EXTRACT TO READ:
-------------------------

Bet'cha the judge is a young fella, lot's of space in his brain for knowledge and wisdom.


----------



## Sassycakes (Jan 6, 2020)

I miss the days when I was called Young Lady. I do not find it offensive in any way.


----------



## Gardenlover (Jan 6, 2020)

I guess it's akin to being call old man or old woman and depends on the tone and nonverbal aspects in which it's delivered.


----------



## Catlady (Jan 6, 2020)

Gardenlover said:


> I guess it's akin to *being call old man or old woman *and depends on the tone and nonverbal aspects in which it's delivered.


That's on the opposite end, and still insulting or more so.  Unless you're describing for the cops or a story, there's no need to say it.

On the other hand, I knew this guy who called old women ''young lady'', some smiled with pleasure, most of them acted uncomfortable and gave him the side-eye.  He sounded so hypocritical and condescending, but in his mind he was being charming.


----------



## win231 (Jan 6, 2020)

Some people may interpret "Young Lady" as a mother scolding her teen-age daughter for staying out too late or something.


----------



## CrackerJack (Jan 6, 2020)

I resent being asked if I mind being called by my Forename. I say no please use my Mrs xxxxx and they do of course. Maybe I'm old fashioned


----------



## Gardenlover (Jan 6, 2020)

True story, just happened. I was strolling home from the corner pub after having a pint or two. A young gentleman approached from the opposite direction walking his dog,  as we crossed paths he said, "Good evening sir." I looked around for my father, but he was no where to be seen. We spoke for a few minutes about his dog. When we parted company he said, "Have a great evening sir." 

Very polite, but it still gave me the impression that he thought "I" was an old geezer. How could that be?


----------



## Pepper (Jan 6, 2020)

Catlady said:


> I never call anyone young lady or young man or call someone ''son'' (he's not my son).


Yeah, and I hate it when people call me "Mama."  I ain't your mama!  I find it particularly offensive when it's a woman in her fifties.  I find it least offensive when it's a young, cute, Hispanic (etc.) male.  It's a cultural thing, and they say it with affection.  Glad to be their mama, glad.


----------



## Gardenlover (Jan 6, 2020)

Of course, I don't mind when they call me honey.


----------



## Catlady (Jan 6, 2020)

Gardenlover said:


> True story, just happened. I was strolling home from the corner pub after having a pint or two. A young gentleman approached from the opposite direction walking his dog,  as we crossed paths he said, "Good evening sir." I looked around for my father, but he was no where to be seen. We spoke for a few minutes about his dog. When we parted company he said, "Have a great evening sir."
> 
> Very polite, but it still gave me the *impression that he thought "I" was an old geezer*. How could that be?


I don't agree.  You said he was young and ''very polite'' and you're 60, he was respecting you as an older man.  Remember, "Sir'' is the way superiors are called in the armed forces and what staff calls their patrons, or how some fathers expect to be called, especially in the old days.


----------



## Catlady (Jan 6, 2020)

-------------------------

PROVIDED DATA:
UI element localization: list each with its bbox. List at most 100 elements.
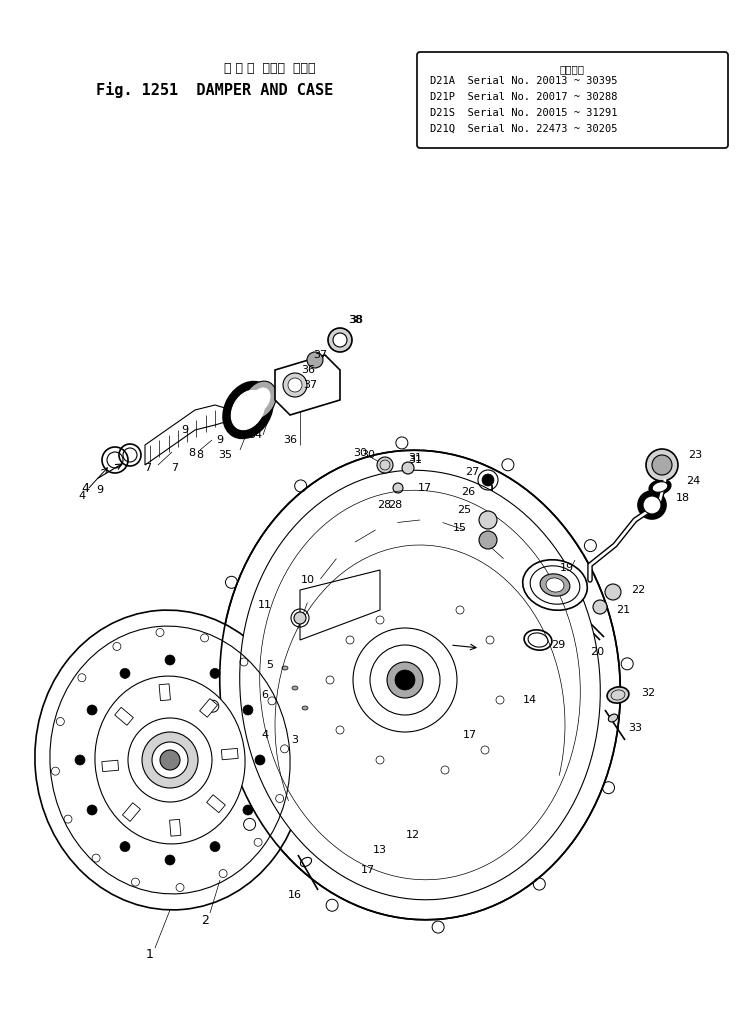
Text: D21S  Serial No. 20015 ~ 31291: D21S Serial No. 20015 ~ 31291 bbox=[430, 108, 618, 118]
Text: 7: 7 bbox=[144, 463, 152, 473]
Circle shape bbox=[288, 378, 302, 392]
Polygon shape bbox=[300, 570, 380, 640]
Circle shape bbox=[75, 755, 85, 765]
Circle shape bbox=[307, 352, 323, 368]
Text: 19: 19 bbox=[560, 563, 574, 573]
Circle shape bbox=[294, 612, 306, 624]
Circle shape bbox=[479, 531, 497, 549]
Circle shape bbox=[387, 662, 423, 698]
Circle shape bbox=[255, 755, 265, 765]
Ellipse shape bbox=[220, 450, 621, 920]
Circle shape bbox=[479, 511, 497, 529]
Circle shape bbox=[605, 584, 621, 600]
Polygon shape bbox=[200, 699, 217, 717]
Circle shape bbox=[142, 732, 198, 788]
Text: 38: 38 bbox=[349, 315, 363, 325]
Ellipse shape bbox=[524, 630, 552, 650]
Text: D21P  Serial No. 20017 ~ 30288: D21P Serial No. 20017 ~ 30288 bbox=[430, 92, 618, 102]
Text: 6: 6 bbox=[262, 690, 268, 700]
Polygon shape bbox=[170, 819, 181, 837]
Text: 17: 17 bbox=[418, 483, 432, 493]
Circle shape bbox=[87, 705, 97, 715]
Text: 10: 10 bbox=[301, 575, 315, 585]
Text: 28: 28 bbox=[377, 500, 391, 510]
Text: 12: 12 bbox=[406, 830, 420, 840]
Ellipse shape bbox=[244, 381, 276, 419]
Text: Fig. 1251  DAMPER AND CASE: Fig. 1251 DAMPER AND CASE bbox=[97, 82, 334, 98]
Circle shape bbox=[160, 750, 180, 770]
Ellipse shape bbox=[35, 610, 305, 910]
Polygon shape bbox=[275, 355, 340, 415]
Text: 23: 23 bbox=[688, 450, 702, 460]
Circle shape bbox=[593, 600, 607, 614]
Text: 16: 16 bbox=[288, 890, 302, 900]
Text: D21Q  Serial No. 22473 ~ 30205: D21Q Serial No. 22473 ~ 30205 bbox=[430, 124, 618, 134]
Circle shape bbox=[652, 455, 672, 475]
Text: 35: 35 bbox=[218, 450, 232, 460]
Circle shape bbox=[328, 328, 352, 352]
Text: 4: 4 bbox=[78, 491, 85, 501]
Polygon shape bbox=[159, 683, 170, 701]
Text: 18: 18 bbox=[676, 493, 690, 503]
Text: 17: 17 bbox=[463, 730, 477, 740]
Polygon shape bbox=[145, 405, 225, 465]
Text: 8: 8 bbox=[189, 448, 195, 458]
Circle shape bbox=[402, 462, 414, 474]
Circle shape bbox=[333, 333, 347, 347]
Text: 22: 22 bbox=[631, 585, 645, 595]
Ellipse shape bbox=[546, 578, 564, 592]
FancyBboxPatch shape bbox=[417, 52, 728, 148]
Ellipse shape bbox=[282, 666, 288, 670]
Text: 5: 5 bbox=[267, 660, 273, 670]
Text: 37: 37 bbox=[313, 350, 327, 360]
Circle shape bbox=[243, 705, 253, 715]
Text: 30: 30 bbox=[361, 450, 375, 460]
Text: 31: 31 bbox=[408, 453, 422, 463]
Circle shape bbox=[152, 742, 188, 778]
Ellipse shape bbox=[608, 714, 618, 722]
Ellipse shape bbox=[302, 706, 308, 710]
Circle shape bbox=[377, 457, 393, 473]
Text: 9: 9 bbox=[181, 425, 189, 435]
Polygon shape bbox=[115, 708, 133, 725]
Text: 30: 30 bbox=[353, 448, 367, 458]
Text: ダ ン パ  および  ケース: ダ ン パ および ケース bbox=[224, 62, 315, 74]
Text: 4: 4 bbox=[262, 730, 268, 740]
Text: 13: 13 bbox=[373, 845, 387, 855]
Text: 36: 36 bbox=[283, 435, 297, 445]
Ellipse shape bbox=[649, 480, 671, 495]
Circle shape bbox=[243, 805, 253, 815]
Text: 7: 7 bbox=[172, 463, 178, 473]
Text: 20: 20 bbox=[590, 647, 604, 657]
Text: 8: 8 bbox=[197, 450, 203, 460]
Text: 3: 3 bbox=[292, 735, 298, 745]
Text: 21: 21 bbox=[616, 605, 630, 615]
Ellipse shape bbox=[292, 686, 298, 690]
Circle shape bbox=[120, 668, 130, 678]
Ellipse shape bbox=[250, 388, 270, 412]
Ellipse shape bbox=[231, 390, 265, 430]
Ellipse shape bbox=[95, 676, 245, 844]
Text: 2: 2 bbox=[201, 914, 209, 927]
Ellipse shape bbox=[523, 560, 587, 610]
Text: 適用号機: 適用号機 bbox=[559, 64, 584, 74]
Ellipse shape bbox=[652, 482, 668, 492]
Text: 4: 4 bbox=[81, 482, 89, 495]
Text: 1: 1 bbox=[146, 948, 154, 961]
Text: 15: 15 bbox=[453, 523, 467, 533]
Text: 37: 37 bbox=[303, 380, 317, 390]
Polygon shape bbox=[221, 748, 238, 759]
Text: 29: 29 bbox=[551, 640, 565, 650]
Text: D21A  Serial No. 20013 ~ 30395: D21A Serial No. 20013 ~ 30395 bbox=[430, 76, 618, 86]
Text: 32: 32 bbox=[641, 689, 655, 698]
Circle shape bbox=[210, 668, 220, 678]
Text: 14: 14 bbox=[523, 695, 537, 705]
Circle shape bbox=[395, 670, 415, 690]
Ellipse shape bbox=[607, 686, 629, 703]
Polygon shape bbox=[122, 803, 141, 821]
Text: 26: 26 bbox=[461, 487, 475, 497]
Text: 38: 38 bbox=[348, 315, 362, 325]
Text: 17: 17 bbox=[361, 865, 375, 875]
Circle shape bbox=[643, 496, 661, 514]
Circle shape bbox=[87, 805, 97, 815]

-------------------------

REQUIRED TASKS:
1. According to Catlady in the forum thread, who is called "Sir" in the armed forces?
2. Reproduce the entries word for word, everything from the line containing "108, 618, 118]" down to the line containing "Text: 19: 19 bbox=[560, 563, 574, 573]".

RESPONSES FOR EACH TASK:
1. Superiors.

2.
Text: D21S  Serial No. 20015 ~ 31291: D21S Serial No. 20015 ~ 31291 bbox=[430, 108, 618, 118]
Text: 7: 7 bbox=[144, 463, 152, 473]
Circle shape bbox=[288, 378, 302, 392]
Polygon shape bbox=[300, 570, 380, 640]
Circle shape bbox=[75, 755, 85, 765]
Circle shape bbox=[307, 352, 323, 368]
Text: 19: 19 bbox=[560, 563, 574, 573]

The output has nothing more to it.